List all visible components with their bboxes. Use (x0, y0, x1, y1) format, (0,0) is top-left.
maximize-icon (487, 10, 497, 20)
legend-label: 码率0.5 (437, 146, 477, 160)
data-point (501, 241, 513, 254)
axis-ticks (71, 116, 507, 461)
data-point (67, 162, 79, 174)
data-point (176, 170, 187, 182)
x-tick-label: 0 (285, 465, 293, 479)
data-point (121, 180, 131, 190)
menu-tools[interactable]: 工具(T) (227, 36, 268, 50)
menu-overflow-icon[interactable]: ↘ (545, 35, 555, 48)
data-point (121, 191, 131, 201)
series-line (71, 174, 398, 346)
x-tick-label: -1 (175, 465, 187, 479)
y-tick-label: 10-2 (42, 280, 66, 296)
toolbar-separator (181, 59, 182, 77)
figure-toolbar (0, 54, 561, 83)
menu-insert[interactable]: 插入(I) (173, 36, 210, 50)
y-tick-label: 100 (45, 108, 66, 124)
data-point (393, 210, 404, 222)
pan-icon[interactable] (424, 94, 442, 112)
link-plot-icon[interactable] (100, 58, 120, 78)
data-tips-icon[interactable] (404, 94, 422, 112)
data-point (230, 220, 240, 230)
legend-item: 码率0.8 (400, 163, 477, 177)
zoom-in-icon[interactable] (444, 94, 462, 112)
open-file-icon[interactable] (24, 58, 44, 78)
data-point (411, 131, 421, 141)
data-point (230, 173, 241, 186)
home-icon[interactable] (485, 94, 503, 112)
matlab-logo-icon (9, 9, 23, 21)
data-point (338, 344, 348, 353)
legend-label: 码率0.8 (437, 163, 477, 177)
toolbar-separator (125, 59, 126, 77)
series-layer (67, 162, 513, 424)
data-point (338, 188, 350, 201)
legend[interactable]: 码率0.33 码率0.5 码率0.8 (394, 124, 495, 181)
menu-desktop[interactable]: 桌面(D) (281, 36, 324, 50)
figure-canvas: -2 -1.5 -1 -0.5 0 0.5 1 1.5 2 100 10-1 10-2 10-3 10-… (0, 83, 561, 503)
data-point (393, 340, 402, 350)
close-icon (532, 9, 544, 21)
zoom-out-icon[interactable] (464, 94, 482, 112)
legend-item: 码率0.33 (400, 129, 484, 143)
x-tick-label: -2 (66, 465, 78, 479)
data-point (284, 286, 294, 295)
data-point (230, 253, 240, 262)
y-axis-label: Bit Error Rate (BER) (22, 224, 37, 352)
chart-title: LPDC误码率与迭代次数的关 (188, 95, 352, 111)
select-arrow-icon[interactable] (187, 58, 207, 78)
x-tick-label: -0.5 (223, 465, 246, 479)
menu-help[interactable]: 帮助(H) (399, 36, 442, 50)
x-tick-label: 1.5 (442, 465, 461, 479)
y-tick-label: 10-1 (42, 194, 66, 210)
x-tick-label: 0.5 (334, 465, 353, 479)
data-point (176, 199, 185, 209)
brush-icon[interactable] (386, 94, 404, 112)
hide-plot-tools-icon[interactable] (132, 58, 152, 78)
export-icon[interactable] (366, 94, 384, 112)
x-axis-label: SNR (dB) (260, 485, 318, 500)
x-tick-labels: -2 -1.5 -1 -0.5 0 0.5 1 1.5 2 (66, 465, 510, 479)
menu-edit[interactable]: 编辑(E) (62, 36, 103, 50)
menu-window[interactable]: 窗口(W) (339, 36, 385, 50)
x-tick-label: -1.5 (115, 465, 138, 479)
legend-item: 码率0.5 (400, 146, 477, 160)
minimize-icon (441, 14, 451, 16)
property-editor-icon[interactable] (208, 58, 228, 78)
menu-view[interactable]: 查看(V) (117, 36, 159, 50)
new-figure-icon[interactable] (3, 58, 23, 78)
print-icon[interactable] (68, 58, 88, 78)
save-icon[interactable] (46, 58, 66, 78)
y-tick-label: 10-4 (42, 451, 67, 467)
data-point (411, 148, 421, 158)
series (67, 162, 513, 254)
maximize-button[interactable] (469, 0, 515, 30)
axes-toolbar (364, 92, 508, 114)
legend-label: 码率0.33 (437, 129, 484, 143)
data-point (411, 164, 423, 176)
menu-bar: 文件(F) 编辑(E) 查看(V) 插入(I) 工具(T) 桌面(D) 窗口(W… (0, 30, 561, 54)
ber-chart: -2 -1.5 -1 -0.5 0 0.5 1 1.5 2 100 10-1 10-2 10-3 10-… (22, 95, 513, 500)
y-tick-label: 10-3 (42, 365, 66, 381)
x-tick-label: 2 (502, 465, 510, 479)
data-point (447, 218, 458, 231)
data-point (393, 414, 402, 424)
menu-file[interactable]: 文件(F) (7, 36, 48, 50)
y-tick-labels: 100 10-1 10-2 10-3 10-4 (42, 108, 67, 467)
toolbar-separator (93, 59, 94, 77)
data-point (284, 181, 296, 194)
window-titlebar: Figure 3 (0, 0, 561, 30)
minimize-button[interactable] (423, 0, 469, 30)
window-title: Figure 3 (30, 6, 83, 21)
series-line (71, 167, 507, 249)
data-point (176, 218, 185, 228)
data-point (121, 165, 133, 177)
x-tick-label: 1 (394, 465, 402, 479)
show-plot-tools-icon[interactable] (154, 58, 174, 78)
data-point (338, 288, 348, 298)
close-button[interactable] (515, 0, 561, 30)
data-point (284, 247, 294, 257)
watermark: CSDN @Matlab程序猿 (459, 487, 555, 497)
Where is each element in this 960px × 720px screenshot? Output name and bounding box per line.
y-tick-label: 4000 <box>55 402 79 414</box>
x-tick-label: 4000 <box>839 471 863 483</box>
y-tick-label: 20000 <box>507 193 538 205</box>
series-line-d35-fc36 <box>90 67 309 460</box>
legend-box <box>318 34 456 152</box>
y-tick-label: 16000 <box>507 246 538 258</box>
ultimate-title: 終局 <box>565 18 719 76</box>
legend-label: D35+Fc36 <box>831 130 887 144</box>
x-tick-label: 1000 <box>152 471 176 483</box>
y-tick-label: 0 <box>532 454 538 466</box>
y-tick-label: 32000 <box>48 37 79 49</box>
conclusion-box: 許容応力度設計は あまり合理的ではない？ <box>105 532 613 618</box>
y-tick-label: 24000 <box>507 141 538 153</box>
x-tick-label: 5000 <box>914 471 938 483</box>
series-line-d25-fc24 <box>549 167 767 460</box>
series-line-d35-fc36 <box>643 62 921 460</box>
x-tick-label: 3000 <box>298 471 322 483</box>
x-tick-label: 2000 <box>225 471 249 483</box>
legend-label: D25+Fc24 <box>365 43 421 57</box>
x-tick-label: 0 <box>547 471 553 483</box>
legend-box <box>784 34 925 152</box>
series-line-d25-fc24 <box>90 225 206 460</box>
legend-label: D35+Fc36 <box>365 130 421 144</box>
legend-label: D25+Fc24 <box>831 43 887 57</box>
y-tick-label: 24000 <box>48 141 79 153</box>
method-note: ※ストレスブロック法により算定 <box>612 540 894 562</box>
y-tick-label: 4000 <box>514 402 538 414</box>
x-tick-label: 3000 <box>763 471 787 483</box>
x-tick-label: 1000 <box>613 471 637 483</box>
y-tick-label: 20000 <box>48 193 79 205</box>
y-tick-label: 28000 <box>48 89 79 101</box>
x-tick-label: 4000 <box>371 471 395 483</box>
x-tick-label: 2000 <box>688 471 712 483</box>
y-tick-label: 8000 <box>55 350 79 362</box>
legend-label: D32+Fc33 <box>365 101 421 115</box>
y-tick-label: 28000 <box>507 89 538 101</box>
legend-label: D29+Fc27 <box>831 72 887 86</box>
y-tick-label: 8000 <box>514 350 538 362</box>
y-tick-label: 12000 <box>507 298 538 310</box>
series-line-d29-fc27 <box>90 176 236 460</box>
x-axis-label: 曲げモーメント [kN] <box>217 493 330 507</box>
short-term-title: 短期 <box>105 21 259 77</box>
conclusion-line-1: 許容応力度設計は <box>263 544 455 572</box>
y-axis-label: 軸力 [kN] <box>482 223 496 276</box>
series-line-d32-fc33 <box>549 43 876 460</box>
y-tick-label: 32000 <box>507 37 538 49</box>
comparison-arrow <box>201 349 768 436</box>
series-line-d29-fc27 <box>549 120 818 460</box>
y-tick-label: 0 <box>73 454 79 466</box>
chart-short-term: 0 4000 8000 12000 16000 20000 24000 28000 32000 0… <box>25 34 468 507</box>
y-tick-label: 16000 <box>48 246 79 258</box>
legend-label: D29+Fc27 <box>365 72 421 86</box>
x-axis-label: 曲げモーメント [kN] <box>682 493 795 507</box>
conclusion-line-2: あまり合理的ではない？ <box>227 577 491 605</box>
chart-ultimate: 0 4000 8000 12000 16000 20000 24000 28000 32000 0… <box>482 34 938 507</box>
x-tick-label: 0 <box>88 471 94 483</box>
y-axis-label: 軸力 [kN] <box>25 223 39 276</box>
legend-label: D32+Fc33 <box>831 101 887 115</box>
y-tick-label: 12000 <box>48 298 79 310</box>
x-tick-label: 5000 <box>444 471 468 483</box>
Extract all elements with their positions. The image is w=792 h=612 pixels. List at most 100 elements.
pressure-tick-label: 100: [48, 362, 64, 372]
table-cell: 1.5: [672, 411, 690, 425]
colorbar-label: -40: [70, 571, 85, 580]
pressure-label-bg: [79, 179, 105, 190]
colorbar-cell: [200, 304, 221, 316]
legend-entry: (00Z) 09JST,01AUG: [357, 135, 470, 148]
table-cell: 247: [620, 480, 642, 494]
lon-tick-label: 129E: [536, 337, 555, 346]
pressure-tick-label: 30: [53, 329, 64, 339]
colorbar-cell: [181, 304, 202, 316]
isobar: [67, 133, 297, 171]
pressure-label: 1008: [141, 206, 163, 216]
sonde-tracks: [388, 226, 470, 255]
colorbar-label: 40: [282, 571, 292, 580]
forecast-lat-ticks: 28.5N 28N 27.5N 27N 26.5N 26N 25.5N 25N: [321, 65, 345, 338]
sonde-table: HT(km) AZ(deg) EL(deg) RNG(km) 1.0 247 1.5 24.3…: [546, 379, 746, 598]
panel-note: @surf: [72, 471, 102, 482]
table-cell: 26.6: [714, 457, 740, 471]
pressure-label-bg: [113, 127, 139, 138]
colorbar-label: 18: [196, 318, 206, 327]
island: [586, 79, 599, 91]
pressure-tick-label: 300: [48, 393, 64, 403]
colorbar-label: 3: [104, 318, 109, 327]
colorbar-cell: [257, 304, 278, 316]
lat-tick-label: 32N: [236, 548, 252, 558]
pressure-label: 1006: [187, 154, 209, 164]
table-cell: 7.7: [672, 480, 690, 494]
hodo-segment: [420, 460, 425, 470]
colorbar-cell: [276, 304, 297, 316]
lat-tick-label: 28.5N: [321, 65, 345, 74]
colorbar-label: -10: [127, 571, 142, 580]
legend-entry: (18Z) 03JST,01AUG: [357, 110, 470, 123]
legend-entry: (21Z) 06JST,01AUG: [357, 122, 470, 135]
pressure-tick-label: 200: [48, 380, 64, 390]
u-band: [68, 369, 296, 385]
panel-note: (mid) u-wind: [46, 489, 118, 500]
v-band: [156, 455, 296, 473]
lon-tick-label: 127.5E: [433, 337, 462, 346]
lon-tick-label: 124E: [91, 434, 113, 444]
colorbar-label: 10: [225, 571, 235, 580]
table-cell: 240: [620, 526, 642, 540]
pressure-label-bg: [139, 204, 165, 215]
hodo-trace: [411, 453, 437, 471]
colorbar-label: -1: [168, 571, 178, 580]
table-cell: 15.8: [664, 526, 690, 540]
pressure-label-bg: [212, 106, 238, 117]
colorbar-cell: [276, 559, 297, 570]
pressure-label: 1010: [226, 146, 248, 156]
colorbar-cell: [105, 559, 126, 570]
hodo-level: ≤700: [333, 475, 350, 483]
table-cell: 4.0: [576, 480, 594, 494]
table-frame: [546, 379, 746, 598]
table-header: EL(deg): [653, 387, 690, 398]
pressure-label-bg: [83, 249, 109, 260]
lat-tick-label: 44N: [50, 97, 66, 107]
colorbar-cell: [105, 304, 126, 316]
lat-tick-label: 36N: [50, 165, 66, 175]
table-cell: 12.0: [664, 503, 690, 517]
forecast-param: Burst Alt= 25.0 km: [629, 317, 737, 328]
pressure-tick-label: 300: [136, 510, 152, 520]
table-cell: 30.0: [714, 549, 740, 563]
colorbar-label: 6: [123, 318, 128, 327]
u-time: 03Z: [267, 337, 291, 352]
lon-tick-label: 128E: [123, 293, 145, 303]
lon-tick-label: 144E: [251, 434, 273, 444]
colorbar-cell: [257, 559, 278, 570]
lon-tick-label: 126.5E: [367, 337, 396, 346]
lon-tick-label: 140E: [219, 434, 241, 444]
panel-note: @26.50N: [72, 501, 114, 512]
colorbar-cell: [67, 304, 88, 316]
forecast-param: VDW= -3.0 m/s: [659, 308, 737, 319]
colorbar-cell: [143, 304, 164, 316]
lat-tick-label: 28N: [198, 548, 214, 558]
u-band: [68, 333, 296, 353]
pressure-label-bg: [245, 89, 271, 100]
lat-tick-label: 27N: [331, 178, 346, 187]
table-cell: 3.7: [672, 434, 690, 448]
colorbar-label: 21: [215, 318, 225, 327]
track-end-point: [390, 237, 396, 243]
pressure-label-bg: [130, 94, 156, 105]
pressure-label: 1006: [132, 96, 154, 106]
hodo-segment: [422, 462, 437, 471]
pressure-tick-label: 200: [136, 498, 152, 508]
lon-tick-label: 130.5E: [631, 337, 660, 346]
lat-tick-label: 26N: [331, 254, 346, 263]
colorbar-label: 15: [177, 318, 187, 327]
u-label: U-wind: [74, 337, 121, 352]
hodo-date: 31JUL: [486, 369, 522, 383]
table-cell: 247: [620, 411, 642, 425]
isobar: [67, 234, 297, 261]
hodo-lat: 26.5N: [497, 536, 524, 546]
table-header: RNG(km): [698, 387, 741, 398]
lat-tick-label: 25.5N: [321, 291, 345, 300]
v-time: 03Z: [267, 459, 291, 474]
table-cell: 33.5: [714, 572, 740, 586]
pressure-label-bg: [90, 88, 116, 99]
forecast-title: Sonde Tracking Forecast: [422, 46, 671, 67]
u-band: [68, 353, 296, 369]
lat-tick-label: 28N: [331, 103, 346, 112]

┄┄┄┄┄┄

What you will do: Identify every line in the data that contains the string "axis", matching case exactly, and copy each of those lines in full.

Response to this task:
axis-ticks (71, 116, 507, 461)
y-axis-label: Bit Error Rate (BER) (22, 224, 37, 352)
x-axis-label: SNR (dB) (260, 485, 318, 500)
x-axis-label: 曲げモーメント [kN] <box>217 493 330 507</box>
y-axis-label: 軸力 [kN] <box>482 223 496 276</box>
x-axis-label: 曲げモーメント [kN] <box>682 493 795 507</box>
y-axis-label: 軸力 [kN] <box>25 223 39 276</box>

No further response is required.